▶ **Your instructions**
Find each line with the word "возврата" and state how many there are, nothing more.

▶ **Records for the exercise**
· · ·
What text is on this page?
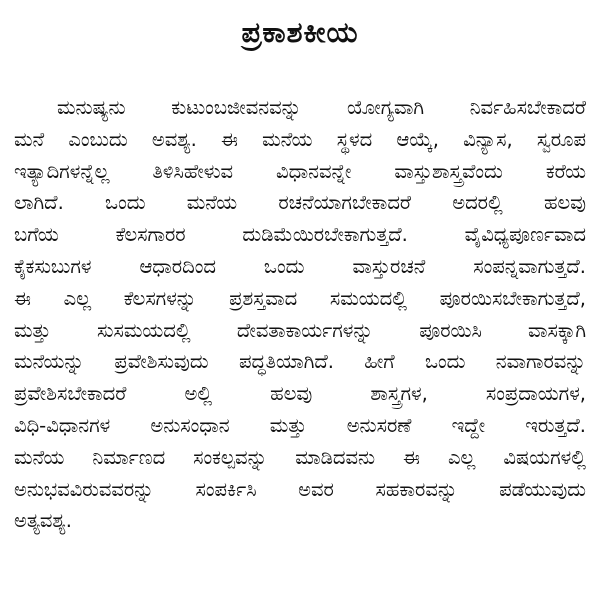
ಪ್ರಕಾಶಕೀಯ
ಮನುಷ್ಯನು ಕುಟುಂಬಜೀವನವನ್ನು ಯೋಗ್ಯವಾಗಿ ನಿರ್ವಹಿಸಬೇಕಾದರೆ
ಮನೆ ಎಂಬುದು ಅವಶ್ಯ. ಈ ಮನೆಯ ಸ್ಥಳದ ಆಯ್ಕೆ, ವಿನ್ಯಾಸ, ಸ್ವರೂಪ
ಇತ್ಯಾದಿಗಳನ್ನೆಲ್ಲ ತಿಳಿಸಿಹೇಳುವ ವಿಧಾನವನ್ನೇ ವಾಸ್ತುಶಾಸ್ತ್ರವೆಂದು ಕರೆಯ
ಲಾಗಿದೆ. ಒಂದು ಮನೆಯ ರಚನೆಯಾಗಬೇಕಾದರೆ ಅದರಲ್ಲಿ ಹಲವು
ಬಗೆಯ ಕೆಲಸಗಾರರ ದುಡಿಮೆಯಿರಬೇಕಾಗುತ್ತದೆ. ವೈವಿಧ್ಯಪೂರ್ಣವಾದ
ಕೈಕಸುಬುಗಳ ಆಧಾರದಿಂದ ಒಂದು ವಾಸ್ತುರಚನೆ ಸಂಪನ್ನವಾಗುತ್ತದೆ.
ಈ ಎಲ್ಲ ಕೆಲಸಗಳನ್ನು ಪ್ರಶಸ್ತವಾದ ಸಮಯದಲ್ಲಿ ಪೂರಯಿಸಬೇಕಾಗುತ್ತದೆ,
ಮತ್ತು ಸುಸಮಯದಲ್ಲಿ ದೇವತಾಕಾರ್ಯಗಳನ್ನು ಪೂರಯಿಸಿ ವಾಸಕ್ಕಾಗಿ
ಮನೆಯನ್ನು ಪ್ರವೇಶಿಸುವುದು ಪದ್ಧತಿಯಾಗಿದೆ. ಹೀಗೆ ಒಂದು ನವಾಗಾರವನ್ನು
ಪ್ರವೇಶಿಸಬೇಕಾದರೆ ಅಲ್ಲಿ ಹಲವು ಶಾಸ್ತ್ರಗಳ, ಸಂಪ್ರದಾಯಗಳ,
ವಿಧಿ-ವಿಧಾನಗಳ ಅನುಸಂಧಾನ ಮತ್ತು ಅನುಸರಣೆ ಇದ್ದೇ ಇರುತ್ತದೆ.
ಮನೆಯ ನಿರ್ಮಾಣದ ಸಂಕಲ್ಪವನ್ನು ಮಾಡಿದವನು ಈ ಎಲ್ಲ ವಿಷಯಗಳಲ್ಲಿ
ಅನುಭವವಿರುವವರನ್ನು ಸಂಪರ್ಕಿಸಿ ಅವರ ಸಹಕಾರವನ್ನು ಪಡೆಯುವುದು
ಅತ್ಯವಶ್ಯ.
· · ·
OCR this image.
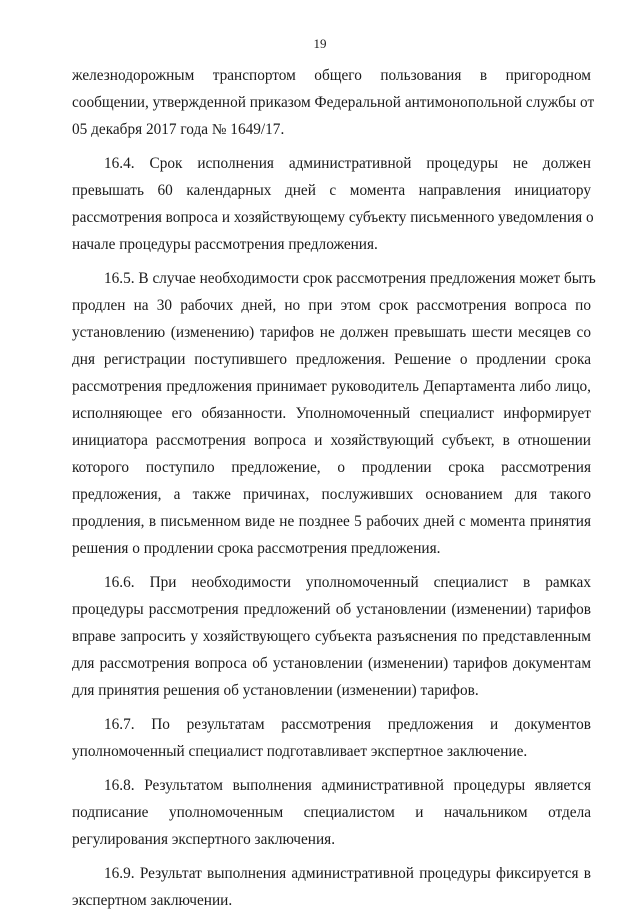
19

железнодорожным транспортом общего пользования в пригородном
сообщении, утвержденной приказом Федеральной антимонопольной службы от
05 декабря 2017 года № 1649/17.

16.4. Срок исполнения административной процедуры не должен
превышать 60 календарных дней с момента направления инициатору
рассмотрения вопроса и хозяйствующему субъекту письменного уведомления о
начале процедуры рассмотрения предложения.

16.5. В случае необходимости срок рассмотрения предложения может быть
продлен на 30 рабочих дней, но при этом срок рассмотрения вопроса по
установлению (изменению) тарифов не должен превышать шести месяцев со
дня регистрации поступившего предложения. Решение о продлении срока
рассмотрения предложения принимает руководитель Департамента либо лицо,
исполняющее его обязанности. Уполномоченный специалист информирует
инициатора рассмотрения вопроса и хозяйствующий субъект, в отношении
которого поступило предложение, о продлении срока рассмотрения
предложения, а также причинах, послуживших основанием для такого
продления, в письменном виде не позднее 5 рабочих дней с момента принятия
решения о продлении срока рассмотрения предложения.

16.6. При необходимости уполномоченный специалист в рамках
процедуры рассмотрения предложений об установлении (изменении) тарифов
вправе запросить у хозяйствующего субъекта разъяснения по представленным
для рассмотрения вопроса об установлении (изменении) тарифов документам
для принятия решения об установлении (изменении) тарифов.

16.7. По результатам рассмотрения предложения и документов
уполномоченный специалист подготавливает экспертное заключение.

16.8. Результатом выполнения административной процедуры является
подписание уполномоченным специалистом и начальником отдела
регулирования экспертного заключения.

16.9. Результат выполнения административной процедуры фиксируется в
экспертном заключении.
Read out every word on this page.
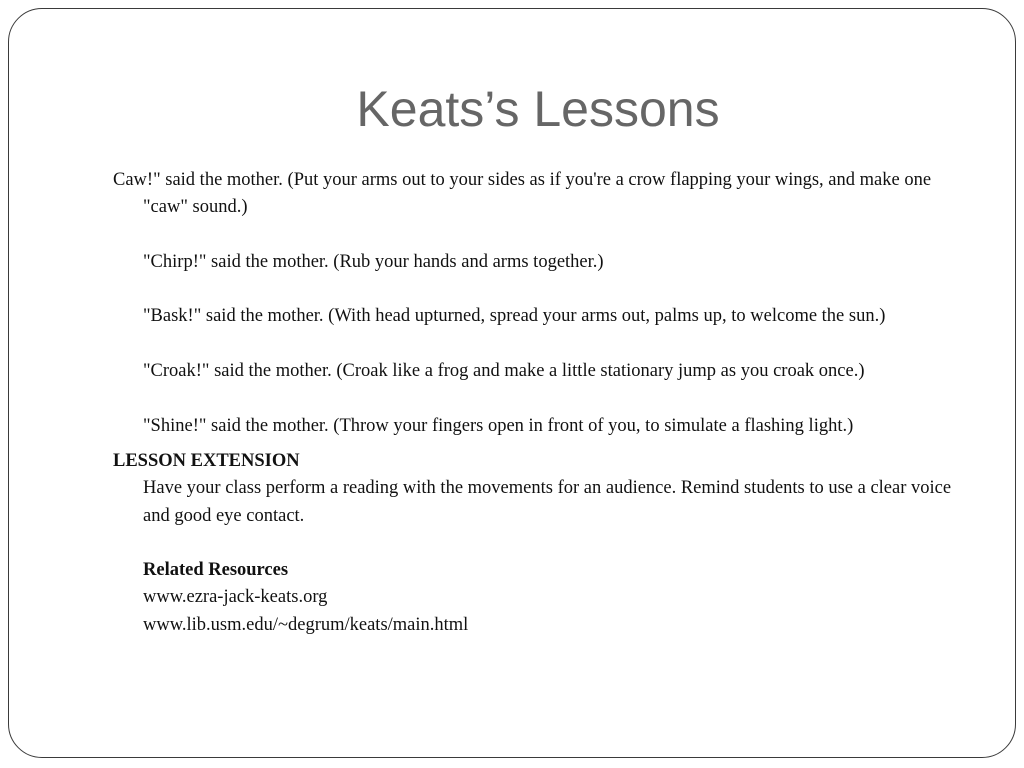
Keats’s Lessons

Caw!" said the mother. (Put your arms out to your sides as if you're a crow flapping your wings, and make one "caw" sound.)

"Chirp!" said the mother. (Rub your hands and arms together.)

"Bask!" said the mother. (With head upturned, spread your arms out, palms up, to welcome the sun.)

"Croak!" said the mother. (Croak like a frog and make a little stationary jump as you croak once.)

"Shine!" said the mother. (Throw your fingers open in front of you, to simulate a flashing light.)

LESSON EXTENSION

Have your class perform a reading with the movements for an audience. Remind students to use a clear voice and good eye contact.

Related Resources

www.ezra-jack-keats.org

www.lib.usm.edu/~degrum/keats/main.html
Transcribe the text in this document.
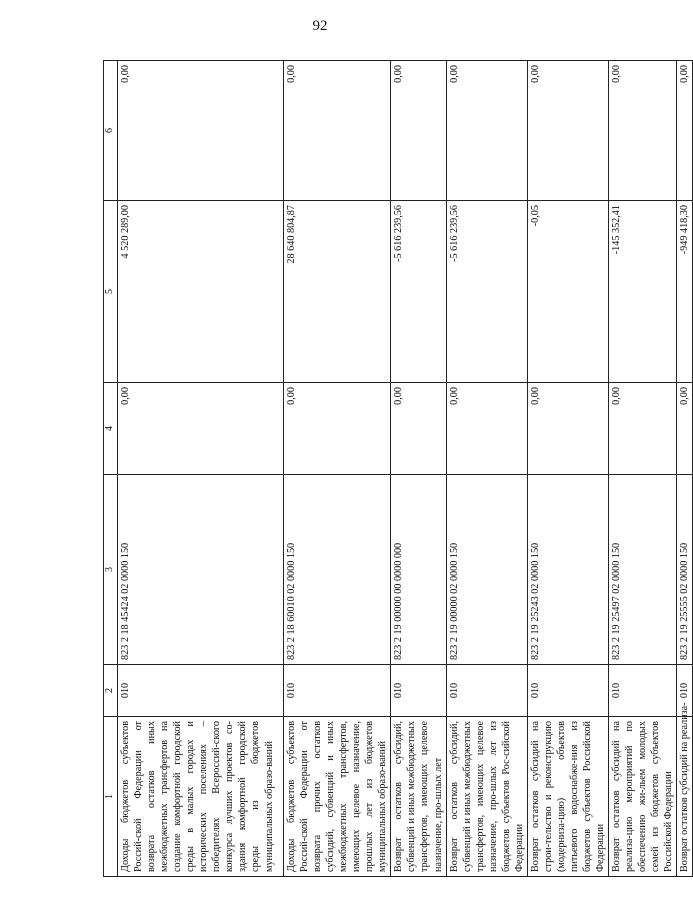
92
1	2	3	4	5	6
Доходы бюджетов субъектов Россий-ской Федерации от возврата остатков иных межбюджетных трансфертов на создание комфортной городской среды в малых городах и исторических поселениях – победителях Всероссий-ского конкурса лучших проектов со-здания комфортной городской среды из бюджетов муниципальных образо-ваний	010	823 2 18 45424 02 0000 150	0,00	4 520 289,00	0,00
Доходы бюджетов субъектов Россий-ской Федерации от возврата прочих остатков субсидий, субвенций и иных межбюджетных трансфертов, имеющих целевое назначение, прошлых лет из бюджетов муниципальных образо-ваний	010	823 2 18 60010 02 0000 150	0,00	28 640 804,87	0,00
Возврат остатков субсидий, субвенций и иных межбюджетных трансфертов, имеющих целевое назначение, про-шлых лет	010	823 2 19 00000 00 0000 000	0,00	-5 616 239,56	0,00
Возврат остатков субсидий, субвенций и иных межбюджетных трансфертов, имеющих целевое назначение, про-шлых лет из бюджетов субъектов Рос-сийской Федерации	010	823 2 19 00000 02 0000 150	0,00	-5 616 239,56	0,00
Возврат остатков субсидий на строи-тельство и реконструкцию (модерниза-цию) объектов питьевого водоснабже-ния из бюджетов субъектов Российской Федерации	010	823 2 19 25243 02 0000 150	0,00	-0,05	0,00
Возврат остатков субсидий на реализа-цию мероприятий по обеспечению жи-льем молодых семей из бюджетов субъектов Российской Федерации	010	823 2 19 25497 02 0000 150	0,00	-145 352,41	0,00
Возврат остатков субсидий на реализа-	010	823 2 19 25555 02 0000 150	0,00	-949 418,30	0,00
· · ·
▶ **Result below**
2